◆ WHAT YOU SHOULD DO: Make an exact transcription of the material, leaving out all images.
========
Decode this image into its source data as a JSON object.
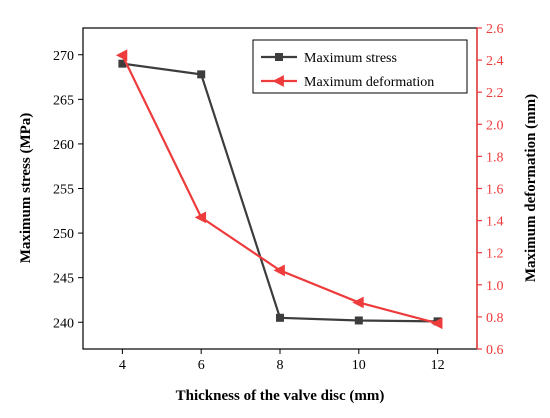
{
  "chart_data": {
    "type": "line",
    "xlabel": "Thickness of the valve disc (mm)",
    "ylabel_left": "Maximum stress (MPa)",
    "ylabel_right": "Maximum deformation (mm)",
    "x_ticks": [
      "4",
      "6",
      "8",
      "10",
      "12"
    ],
    "y_left_ticks": [
      "240",
      "245",
      "250",
      "255",
      "260",
      "265",
      "270"
    ],
    "y_right_ticks": [
      "0.6",
      "0.8",
      "1.0",
      "1.2",
      "1.4",
      "1.6",
      "1.8",
      "2.0",
      "2.2",
      "2.4",
      "2.6"
    ],
    "xlim": [
      3,
      13
    ],
    "ylim_left": [
      237,
      273
    ],
    "ylim_right": [
      0.6,
      2.6
    ],
    "grid": false,
    "legend_position": "top-right",
    "colors": {
      "stress": "#3d3d3d",
      "deformation": "#ee3b3b",
      "axis": "#000000"
    },
    "series": [
      {
        "name": "Maximum stress",
        "axis": "left",
        "marker": "square",
        "x": [
          4,
          6,
          8,
          10,
          12
        ],
        "values": [
          269.0,
          267.8,
          240.5,
          240.2,
          240.1
        ]
      },
      {
        "name": "Maximum deformation",
        "axis": "right",
        "marker": "triangle-left",
        "x": [
          4,
          6,
          8,
          10,
          12
        ],
        "values": [
          2.43,
          1.42,
          1.09,
          0.89,
          0.76
        ]
      }
    ]
  }
}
========
◆ COMPLETED EXERCISE:
Decode this image into its source data as a JSON object.
{
  "chart_data": {
    "type": "line",
    "xlabel": "Thickness of the valve disc (mm)",
    "ylabel_left": "Maximum stress (MPa)",
    "ylabel_right": "Maximum deformation (mm)",
    "x_ticks": [
      "4",
      "6",
      "8",
      "10",
      "12"
    ],
    "y_left_ticks": [
      "240",
      "245",
      "250",
      "255",
      "260",
      "265",
      "270"
    ],
    "y_right_ticks": [
      "0.6",
      "0.8",
      "1.0",
      "1.2",
      "1.4",
      "1.6",
      "1.8",
      "2.0",
      "2.2",
      "2.4",
      "2.6"
    ],
    "xlim": [
      3,
      13
    ],
    "ylim_left": [
      237,
      273
    ],
    "ylim_right": [
      0.6,
      2.6
    ],
    "grid": false,
    "legend_position": "top-right",
    "colors": {
      "stress": "#3d3d3d",
      "deformation": "#ee3b3b",
      "axis": "#000000"
    },
    "series": [
      {
        "name": "Maximum stress",
        "axis": "left",
        "marker": "square",
        "x": [
          4,
          6,
          8,
          10,
          12
        ],
        "values": [
          269.0,
          267.8,
          240.5,
          240.2,
          240.1
        ]
      },
      {
        "name": "Maximum deformation",
        "axis": "right",
        "marker": "triangle-left",
        "x": [
          4,
          6,
          8,
          10,
          12
        ],
        "values": [
          2.43,
          1.42,
          1.09,
          0.89,
          0.76
        ]
      }
    ]
  }
}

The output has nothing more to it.